> Raw data
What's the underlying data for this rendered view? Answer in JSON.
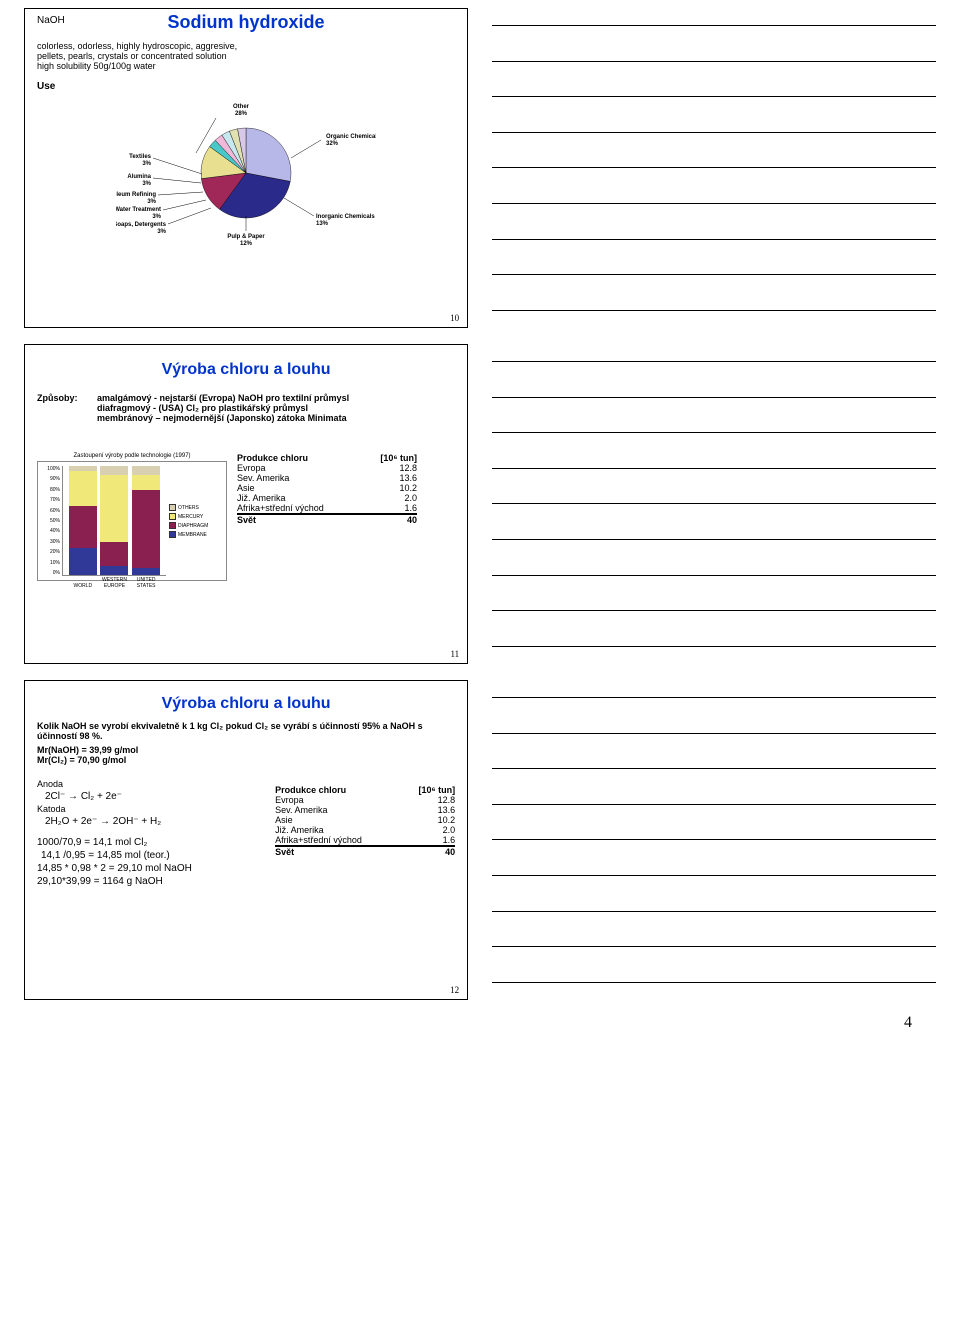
{
  "footer_page": "4",
  "slide1": {
    "title_prefix": "NaOH",
    "title": "Sodium hydroxide",
    "line1": "colorless, odorless, highly hydroscopic, aggresive,",
    "line2": "pellets, pearls, crystals or concentrated solution",
    "line3": "high solubility 50g/100g water",
    "use_label": "Use",
    "page_num": "10",
    "pie": {
      "slices": [
        {
          "label": "Other",
          "pct": "28%",
          "color": "#b8b8e8",
          "angle": 100.8
        },
        {
          "label": "Organic Chemicals",
          "pct": "32%",
          "color": "#2a2a8a",
          "angle": 115.2
        },
        {
          "label": "Inorganic Chemicals",
          "pct": "13%",
          "color": "#a02858",
          "angle": 46.8
        },
        {
          "label": "Pulp & Paper",
          "pct": "12%",
          "color": "#e8e090",
          "angle": 43.2
        },
        {
          "label": "Soaps, Detergents",
          "pct": "3%",
          "color": "#48c8c8",
          "angle": 10.8
        },
        {
          "label": "Water Treatment",
          "pct": "3%",
          "color": "#f0b8d8",
          "angle": 10.8
        },
        {
          "label": "Petroleum Refining",
          "pct": "3%",
          "color": "#c8e8f0",
          "angle": 10.8
        },
        {
          "label": "Alumina",
          "pct": "3%",
          "color": "#e0e0b0",
          "angle": 10.8
        },
        {
          "label": "Textiles",
          "pct": "3%",
          "color": "#d8c8e8",
          "angle": 10.8
        }
      ]
    }
  },
  "slide2": {
    "title": "Výroba chloru a louhu",
    "methods_label": "Způsoby:",
    "m1": "amalgámový - nejstarší (Evropa) NaOH pro textilní průmysl",
    "m2": "diafragmový - (USA) Cl₂ pro plastikářský průmysl",
    "m3": "membránový – nejmodernější (Japonsko) zátoka Minimata",
    "chart_caption": "Zastoupení výroby podle technologie (1997)",
    "page_num": "11",
    "stacked_chart": {
      "yticks": [
        "0%",
        "10%",
        "20%",
        "30%",
        "40%",
        "50%",
        "60%",
        "70%",
        "80%",
        "90%",
        "100%"
      ],
      "categories": [
        "WORLD",
        "WESTERN EUROPE",
        "UNITED STATES"
      ],
      "legend": [
        {
          "name": "OTHERS",
          "color": "#d8d0b0"
        },
        {
          "name": "MERCURY",
          "color": "#f0e878"
        },
        {
          "name": "DIAPHRAGM",
          "color": "#8a2050"
        },
        {
          "name": "MEMBRANE",
          "color": "#303898"
        }
      ],
      "bars": [
        {
          "segs": [
            25,
            38,
            32,
            5
          ]
        },
        {
          "segs": [
            8,
            22,
            62,
            8
          ]
        },
        {
          "segs": [
            6,
            72,
            14,
            8
          ]
        }
      ]
    },
    "prod_header": "Produkce chloru",
    "prod_unit": "[10⁶ tun]",
    "prod_rows": [
      {
        "r": "Evropa",
        "v": "12.8"
      },
      {
        "r": "Sev. Amerika",
        "v": "13.6"
      },
      {
        "r": "Asie",
        "v": "10.2"
      },
      {
        "r": "Již. Amerika",
        "v": "2.0"
      },
      {
        "r": "Afrika+střední východ",
        "v": "1.6"
      }
    ],
    "prod_total_r": "Svět",
    "prod_total_v": "40"
  },
  "slide3": {
    "title": "Výroba chloru a louhu",
    "q": "Kolik NaOH se vyrobí ekvivaletně k 1 kg Cl₂ pokud Cl₂ se vyrábí s účinností 95% a NaOH s účinností 98 %.",
    "mr1": "Mr(NaOH) = 39,99 g/mol",
    "mr2": "Mr(Cl₂) = 70,90 g/mol",
    "anoda_lbl": "Anoda",
    "anoda_eq": "2Cl⁻ → Cl₂ + 2e⁻",
    "katoda_lbl": "Katoda",
    "katoda_eq": "2H₂O + 2e⁻ → 2OH⁻ + H₂",
    "calc1": "1000/70,9 = 14,1 mol Cl₂",
    "calc2": "14,1 /0,95 = 14,85 mol (teor.)",
    "calc3": "14,85 * 0,98 * 2 = 29,10 mol NaOH",
    "calc4": "29,10*39,99 = 1164 g NaOH",
    "page_num": "12",
    "prod_header": "Produkce chloru",
    "prod_unit": "[10⁶ tun]",
    "prod_rows": [
      {
        "r": "Evropa",
        "v": "12.8"
      },
      {
        "r": "Sev. Amerika",
        "v": "13.6"
      },
      {
        "r": "Asie",
        "v": "10.2"
      },
      {
        "r": "Již. Amerika",
        "v": "2.0"
      },
      {
        "r": "Afrika+střední východ",
        "v": "1.6"
      }
    ],
    "prod_total_r": "Svět",
    "prod_total_v": "40"
  }
}
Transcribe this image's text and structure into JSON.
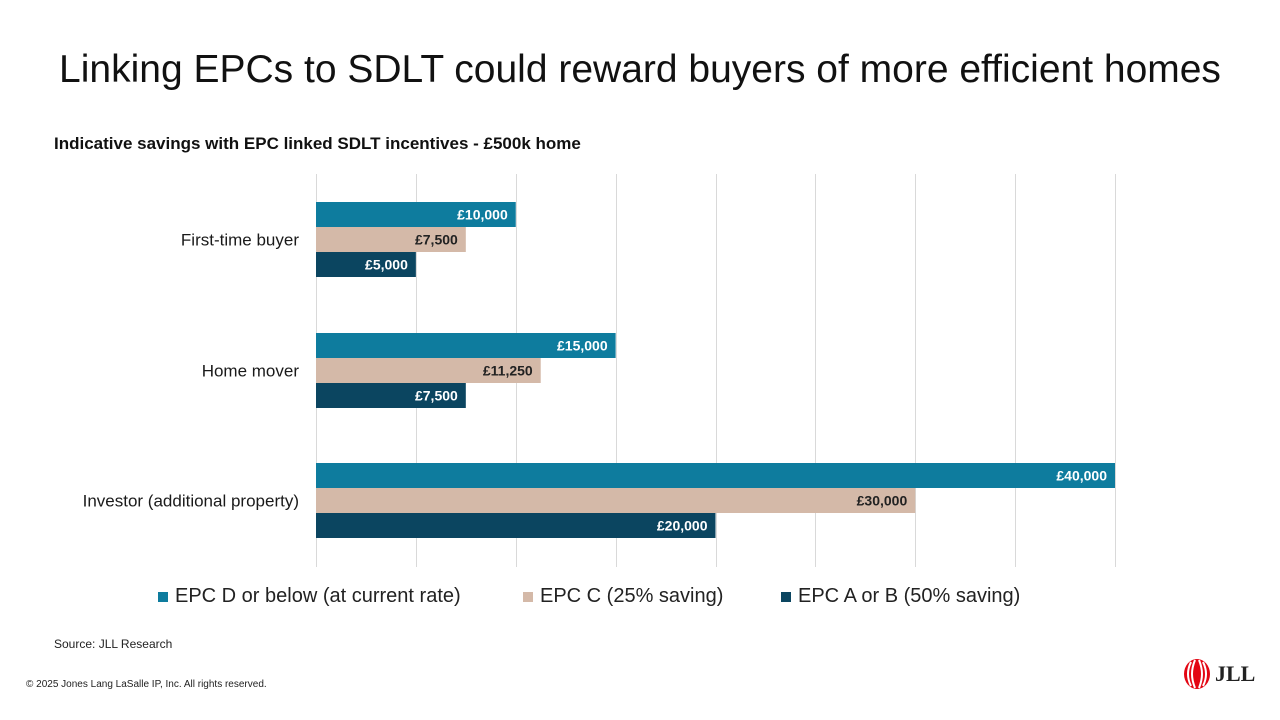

> Task instructions
Your copy of the data should match it exactly, except that pictures are left out.

> Written solution
What's the underlying data for this rendered view? Answer in JSON.
{
  "footer_page": "4",
  "slide1": {
    "title_prefix": "NaOH",
    "title": "Sodium hydroxide",
    "line1": "colorless, odorless, highly hydroscopic, aggresive,",
    "line2": "pellets, pearls, crystals or concentrated solution",
    "line3": "high solubility 50g/100g water",
    "use_label": "Use",
    "page_num": "10",
    "pie": {
      "slices": [
        {
          "label": "Other",
          "pct": "28%",
          "color": "#b8b8e8",
          "angle": 100.8
        },
        {
          "label": "Organic Chemicals",
          "pct": "32%",
          "color": "#2a2a8a",
          "angle": 115.2
        },
        {
          "label": "Inorganic Chemicals",
          "pct": "13%",
          "color": "#a02858",
          "angle": 46.8
        },
        {
          "label": "Pulp & Paper",
          "pct": "12%",
          "color": "#e8e090",
          "angle": 43.2
        },
        {
          "label": "Soaps, Detergents",
          "pct": "3%",
          "color": "#48c8c8",
          "angle": 10.8
        },
        {
          "label": "Water Treatment",
          "pct": "3%",
          "color": "#f0b8d8",
          "angle": 10.8
        },
        {
          "label": "Petroleum Refining",
          "pct": "3%",
          "color": "#c8e8f0",
          "angle": 10.8
        },
        {
          "label": "Alumina",
          "pct": "3%",
          "color": "#e0e0b0",
          "angle": 10.8
        },
        {
          "label": "Textiles",
          "pct": "3%",
          "color": "#d8c8e8",
          "angle": 10.8
        }
      ]
    }
  },
  "slide2": {
    "title": "Výroba chloru a louhu",
    "methods_label": "Způsoby:",
    "m1": "amalgámový - nejstarší (Evropa) NaOH pro textilní průmysl",
    "m2": "diafragmový - (USA) Cl₂ pro plastikářský průmysl",
    "m3": "membránový – nejmodernější (Japonsko) zátoka Minimata",
    "chart_caption": "Zastoupení výroby podle technologie (1997)",
    "page_num": "11",
    "stacked_chart": {
      "yticks": [
        "0%",
        "10%",
        "20%",
        "30%",
        "40%",
        "50%",
        "60%",
        "70%",
        "80%",
        "90%",
        "100%"
      ],
      "categories": [
        "WORLD",
        "WESTERN EUROPE",
        "UNITED STATES"
      ],
      "legend": [
        {
          "name": "OTHERS",
          "color": "#d8d0b0"
        },
        {
          "name": "MERCURY",
          "color": "#f0e878"
        },
        {
          "name": "DIAPHRAGM",
          "color": "#8a2050"
        },
        {
          "name": "MEMBRANE",
          "color": "#303898"
        }
      ],
      "bars": [
        {
          "segs": [
            25,
            38,
            32,
            5
          ]
        },
        {
          "segs": [
            8,
            22,
            62,
            8
          ]
        },
        {
          "segs": [
            6,
            72,
            14,
            8
          ]
        }
      ]
    },
    "prod_header": "Produkce chloru",
    "prod_unit": "[10⁶ tun]",
    "prod_rows": [
      {
        "r": "Evropa",
        "v": "12.8"
      },
      {
        "r": "Sev. Amerika",
        "v": "13.6"
      },
      {
        "r": "Asie",
        "v": "10.2"
      },
      {
        "r": "Již. Amerika",
        "v": "2.0"
      },
      {
        "r": "Afrika+střední východ",
        "v": "1.6"
      }
    ],
    "prod_total_r": "Svět",
    "prod_total_v": "40"
  },
  "slide3": {
    "title": "Výroba chloru a louhu",
    "q": "Kolik NaOH se vyrobí ekvivaletně k 1 kg Cl₂ pokud Cl₂ se vyrábí s účinností 95% a NaOH s účinností 98 %.",
    "mr1": "Mr(NaOH) = 39,99 g/mol",
    "mr2": "Mr(Cl₂) = 70,90 g/mol",
    "anoda_lbl": "Anoda",
    "anoda_eq": "2Cl⁻ → Cl₂ + 2e⁻",
    "katoda_lbl": "Katoda",
    "katoda_eq": "2H₂O + 2e⁻ → 2OH⁻ + H₂",
    "calc1": "1000/70,9 = 14,1 mol Cl₂",
    "calc2": "14,1 /0,95 = 14,85 mol (teor.)",
    "calc3": "14,85 * 0,98 * 2 = 29,10 mol NaOH",
    "calc4": "29,10*39,99 = 1164 g NaOH",
    "page_num": "12",
    "prod_header": "Produkce chloru",
    "prod_unit": "[10⁶ tun]",
    "prod_rows": [
      {
        "r": "Evropa",
        "v": "12.8"
      },
      {
        "r": "Sev. Amerika",
        "v": "13.6"
      },
      {
        "r": "Asie",
        "v": "10.2"
      },
      {
        "r": "Již. Amerika",
        "v": "2.0"
      },
      {
        "r": "Afrika+střední východ",
        "v": "1.6"
      }
    ],
    "prod_total_r": "Svět",
    "prod_total_v": "40"
  }
}
Transcribe this image's text and structure into JSON.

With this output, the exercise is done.